── RECORDED DATA
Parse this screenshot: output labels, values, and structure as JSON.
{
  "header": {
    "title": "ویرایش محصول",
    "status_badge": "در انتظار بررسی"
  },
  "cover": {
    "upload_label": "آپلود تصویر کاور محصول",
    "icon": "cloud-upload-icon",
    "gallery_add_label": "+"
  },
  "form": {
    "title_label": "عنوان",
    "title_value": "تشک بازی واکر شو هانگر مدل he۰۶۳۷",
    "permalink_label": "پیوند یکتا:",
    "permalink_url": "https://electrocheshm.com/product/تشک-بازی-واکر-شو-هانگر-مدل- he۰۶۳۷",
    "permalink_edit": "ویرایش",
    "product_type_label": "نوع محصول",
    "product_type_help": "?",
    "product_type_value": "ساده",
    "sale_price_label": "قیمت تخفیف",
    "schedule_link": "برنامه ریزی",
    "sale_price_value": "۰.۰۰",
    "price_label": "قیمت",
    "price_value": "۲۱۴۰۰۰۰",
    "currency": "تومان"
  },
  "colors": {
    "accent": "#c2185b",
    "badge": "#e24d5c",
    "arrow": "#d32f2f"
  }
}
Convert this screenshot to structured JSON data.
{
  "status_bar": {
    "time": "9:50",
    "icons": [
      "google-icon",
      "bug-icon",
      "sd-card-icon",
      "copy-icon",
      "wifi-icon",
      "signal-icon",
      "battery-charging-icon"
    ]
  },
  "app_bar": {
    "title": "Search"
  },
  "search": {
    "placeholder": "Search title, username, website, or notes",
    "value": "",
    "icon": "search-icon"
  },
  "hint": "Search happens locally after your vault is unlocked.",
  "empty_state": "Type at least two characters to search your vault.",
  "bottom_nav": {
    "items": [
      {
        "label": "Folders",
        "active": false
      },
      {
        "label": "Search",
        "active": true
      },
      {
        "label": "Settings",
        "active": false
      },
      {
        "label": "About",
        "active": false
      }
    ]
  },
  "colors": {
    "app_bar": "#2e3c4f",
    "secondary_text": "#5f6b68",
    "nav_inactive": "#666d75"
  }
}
────
[PROBLEM DETAILS]: Reproduce nothing but the lines from the line containing "Convert this screenshot" to the last line of the data, each exactly as written.

[RESULT FOR THIS TASK]:
Convert this screenshot to structured JSON data.
{
  "status_bar": {
    "time": "9:50",
    "icons": [
      "google-icon",
      "bug-icon",
      "sd-card-icon",
      "copy-icon",
      "wifi-icon",
      "signal-icon",
      "battery-charging-icon"
    ]
  },
  "app_bar": {
    "title": "Search"
  },
  "search": {
    "placeholder": "Search title, username, website, or notes",
    "value": "",
    "icon": "search-icon"
  },
  "hint": "Search happens locally after your vault is unlocked.",
  "empty_state": "Type at least two characters to search your vault.",
  "bottom_nav": {
    "items": [
      {
        "label": "Folders",
        "active": false
      },
      {
        "label": "Search",
        "active": true
      },
      {
        "label": "Settings",
        "active": false
      },
      {
        "label": "About",
        "active": false
      }
    ]
  },
  "colors": {
    "app_bar": "#2e3c4f",
    "secondary_text": "#5f6b68",
    "nav_inactive": "#666d75"
  }
}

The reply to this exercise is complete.